**Given request**: Within the material below, find each line bearing the word "Evaporation" and present it.

:::::

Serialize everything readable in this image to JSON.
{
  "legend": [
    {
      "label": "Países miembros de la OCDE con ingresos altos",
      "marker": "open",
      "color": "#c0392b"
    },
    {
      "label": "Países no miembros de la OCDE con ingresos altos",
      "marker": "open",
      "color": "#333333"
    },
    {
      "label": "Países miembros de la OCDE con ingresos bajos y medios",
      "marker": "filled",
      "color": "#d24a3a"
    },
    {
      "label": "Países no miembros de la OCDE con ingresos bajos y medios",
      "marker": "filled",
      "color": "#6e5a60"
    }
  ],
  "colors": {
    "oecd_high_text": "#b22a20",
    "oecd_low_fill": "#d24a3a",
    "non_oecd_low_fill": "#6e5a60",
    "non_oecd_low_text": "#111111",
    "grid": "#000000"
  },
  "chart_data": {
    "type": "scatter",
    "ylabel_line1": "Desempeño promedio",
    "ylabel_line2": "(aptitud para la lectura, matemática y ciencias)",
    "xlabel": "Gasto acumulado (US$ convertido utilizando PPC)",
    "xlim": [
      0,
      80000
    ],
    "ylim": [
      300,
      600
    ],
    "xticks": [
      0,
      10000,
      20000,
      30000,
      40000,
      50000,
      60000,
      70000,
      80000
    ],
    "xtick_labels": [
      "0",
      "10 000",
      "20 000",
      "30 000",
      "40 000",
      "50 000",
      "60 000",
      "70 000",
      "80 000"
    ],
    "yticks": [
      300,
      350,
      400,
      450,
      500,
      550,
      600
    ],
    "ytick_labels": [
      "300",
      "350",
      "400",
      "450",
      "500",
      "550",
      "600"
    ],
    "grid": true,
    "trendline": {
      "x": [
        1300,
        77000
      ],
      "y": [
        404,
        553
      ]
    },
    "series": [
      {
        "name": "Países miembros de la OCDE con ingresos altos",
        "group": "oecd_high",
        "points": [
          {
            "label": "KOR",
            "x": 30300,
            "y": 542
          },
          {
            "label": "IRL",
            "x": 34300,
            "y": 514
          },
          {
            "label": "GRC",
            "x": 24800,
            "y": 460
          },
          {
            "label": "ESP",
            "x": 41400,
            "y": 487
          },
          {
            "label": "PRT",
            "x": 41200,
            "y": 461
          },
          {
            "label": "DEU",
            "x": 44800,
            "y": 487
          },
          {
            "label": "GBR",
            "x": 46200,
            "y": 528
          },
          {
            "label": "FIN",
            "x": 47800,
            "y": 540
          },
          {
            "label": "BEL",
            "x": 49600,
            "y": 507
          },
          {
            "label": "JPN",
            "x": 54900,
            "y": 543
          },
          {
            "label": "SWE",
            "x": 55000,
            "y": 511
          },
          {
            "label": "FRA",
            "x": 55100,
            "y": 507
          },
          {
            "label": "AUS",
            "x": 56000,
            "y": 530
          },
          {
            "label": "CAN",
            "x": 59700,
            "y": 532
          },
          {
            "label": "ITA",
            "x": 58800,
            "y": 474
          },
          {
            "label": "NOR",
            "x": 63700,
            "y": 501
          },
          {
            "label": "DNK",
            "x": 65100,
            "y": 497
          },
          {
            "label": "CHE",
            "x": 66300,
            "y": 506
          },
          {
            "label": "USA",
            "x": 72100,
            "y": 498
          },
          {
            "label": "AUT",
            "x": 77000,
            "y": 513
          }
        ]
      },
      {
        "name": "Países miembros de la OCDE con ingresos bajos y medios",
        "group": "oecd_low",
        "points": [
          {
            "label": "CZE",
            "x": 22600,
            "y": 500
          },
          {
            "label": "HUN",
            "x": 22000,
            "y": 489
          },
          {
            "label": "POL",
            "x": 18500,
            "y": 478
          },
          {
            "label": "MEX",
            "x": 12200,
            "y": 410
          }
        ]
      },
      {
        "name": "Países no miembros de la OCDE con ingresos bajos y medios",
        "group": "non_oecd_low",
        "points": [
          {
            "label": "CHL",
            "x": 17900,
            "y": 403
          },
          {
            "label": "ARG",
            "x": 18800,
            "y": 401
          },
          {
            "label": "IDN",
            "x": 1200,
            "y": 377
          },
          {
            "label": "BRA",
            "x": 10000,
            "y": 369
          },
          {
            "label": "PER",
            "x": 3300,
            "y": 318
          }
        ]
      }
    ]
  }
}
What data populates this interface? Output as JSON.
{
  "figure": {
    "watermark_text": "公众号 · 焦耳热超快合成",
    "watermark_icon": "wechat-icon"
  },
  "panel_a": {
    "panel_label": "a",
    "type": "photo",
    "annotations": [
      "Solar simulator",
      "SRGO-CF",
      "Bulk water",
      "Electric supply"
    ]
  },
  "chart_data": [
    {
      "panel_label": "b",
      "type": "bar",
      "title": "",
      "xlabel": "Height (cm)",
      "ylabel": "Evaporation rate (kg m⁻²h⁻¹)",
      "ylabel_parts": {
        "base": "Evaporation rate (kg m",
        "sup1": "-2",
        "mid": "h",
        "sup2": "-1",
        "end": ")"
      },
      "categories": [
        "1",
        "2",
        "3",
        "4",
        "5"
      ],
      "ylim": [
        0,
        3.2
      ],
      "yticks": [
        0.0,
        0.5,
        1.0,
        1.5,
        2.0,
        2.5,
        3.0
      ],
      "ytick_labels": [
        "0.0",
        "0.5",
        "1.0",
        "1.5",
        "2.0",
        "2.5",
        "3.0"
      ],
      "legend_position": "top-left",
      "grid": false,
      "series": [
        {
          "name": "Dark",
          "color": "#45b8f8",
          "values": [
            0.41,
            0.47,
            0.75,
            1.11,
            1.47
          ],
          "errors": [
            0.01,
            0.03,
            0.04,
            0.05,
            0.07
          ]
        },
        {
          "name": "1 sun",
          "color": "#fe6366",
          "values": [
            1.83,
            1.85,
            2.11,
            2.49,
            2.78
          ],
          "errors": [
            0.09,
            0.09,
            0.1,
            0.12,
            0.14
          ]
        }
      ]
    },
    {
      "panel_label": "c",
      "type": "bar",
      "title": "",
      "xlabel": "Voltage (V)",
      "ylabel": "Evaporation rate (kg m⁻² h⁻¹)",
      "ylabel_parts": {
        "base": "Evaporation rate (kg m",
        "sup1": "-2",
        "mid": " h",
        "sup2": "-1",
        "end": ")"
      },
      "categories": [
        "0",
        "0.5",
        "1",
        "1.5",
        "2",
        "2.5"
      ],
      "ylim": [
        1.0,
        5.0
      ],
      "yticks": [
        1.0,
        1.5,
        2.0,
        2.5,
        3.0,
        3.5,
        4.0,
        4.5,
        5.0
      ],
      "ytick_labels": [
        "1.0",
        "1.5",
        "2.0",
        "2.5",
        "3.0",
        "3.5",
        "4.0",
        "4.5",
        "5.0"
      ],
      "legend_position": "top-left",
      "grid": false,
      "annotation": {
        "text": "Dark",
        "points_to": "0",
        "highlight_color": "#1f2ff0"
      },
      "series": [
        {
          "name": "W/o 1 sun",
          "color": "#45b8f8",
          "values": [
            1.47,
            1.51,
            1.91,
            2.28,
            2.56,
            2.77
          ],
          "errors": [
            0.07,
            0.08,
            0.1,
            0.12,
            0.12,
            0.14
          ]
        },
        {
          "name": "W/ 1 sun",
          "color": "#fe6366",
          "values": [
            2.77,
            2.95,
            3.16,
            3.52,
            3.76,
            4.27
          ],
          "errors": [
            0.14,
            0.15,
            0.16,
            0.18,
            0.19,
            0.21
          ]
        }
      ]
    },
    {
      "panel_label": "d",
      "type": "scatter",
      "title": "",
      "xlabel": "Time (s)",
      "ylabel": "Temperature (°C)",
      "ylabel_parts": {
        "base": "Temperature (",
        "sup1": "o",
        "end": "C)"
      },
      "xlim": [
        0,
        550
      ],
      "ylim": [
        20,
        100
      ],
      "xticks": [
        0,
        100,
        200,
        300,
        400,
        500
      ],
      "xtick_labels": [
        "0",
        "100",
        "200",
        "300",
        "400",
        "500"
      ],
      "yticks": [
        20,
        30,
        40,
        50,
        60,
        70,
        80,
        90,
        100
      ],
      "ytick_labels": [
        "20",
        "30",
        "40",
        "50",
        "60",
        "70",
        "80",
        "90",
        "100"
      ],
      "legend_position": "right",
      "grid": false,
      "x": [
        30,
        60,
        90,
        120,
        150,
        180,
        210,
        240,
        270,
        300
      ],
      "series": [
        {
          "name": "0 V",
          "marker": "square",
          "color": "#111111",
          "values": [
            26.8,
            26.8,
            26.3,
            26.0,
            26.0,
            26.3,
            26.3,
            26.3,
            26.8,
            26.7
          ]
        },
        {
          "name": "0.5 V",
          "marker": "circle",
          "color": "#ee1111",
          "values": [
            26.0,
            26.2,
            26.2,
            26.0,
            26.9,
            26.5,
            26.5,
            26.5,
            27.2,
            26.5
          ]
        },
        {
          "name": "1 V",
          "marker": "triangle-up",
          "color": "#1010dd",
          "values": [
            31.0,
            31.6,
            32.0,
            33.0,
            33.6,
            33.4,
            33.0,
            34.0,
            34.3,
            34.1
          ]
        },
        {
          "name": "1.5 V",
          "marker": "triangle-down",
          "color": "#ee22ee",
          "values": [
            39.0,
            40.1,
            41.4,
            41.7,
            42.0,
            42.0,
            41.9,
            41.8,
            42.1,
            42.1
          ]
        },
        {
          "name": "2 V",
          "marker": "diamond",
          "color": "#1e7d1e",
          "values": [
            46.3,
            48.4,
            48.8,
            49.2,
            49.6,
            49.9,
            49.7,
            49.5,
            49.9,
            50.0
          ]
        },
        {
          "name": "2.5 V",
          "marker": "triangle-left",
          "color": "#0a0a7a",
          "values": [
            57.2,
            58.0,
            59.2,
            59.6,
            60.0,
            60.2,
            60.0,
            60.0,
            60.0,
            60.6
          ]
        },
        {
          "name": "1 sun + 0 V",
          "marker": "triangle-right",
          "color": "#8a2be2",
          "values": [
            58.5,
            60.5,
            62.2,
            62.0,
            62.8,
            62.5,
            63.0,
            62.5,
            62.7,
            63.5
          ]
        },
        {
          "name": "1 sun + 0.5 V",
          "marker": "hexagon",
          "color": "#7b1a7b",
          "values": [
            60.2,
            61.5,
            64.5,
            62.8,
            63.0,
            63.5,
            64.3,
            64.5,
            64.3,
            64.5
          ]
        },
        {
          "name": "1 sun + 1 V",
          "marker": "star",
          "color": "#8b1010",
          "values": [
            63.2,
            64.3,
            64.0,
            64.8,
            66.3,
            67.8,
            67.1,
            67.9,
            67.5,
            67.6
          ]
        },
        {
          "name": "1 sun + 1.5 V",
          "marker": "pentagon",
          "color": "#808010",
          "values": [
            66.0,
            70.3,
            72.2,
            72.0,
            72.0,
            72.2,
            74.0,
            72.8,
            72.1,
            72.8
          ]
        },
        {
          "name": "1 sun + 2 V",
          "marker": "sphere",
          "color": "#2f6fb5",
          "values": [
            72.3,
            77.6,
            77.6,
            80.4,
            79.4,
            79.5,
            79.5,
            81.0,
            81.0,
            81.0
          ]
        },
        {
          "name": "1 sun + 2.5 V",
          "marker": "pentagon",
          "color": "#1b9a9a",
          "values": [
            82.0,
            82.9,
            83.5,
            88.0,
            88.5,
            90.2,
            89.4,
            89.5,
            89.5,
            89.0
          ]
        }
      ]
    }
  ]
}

:::::

**Output of the exercise**:
      "ylabel": "Evaporation rate (kg m⁻²h⁻¹)",
        "base": "Evaporation rate (kg m",
      "ylabel": "Evaporation rate (kg m⁻² h⁻¹)",
        "base": "Evaporation rate (kg m",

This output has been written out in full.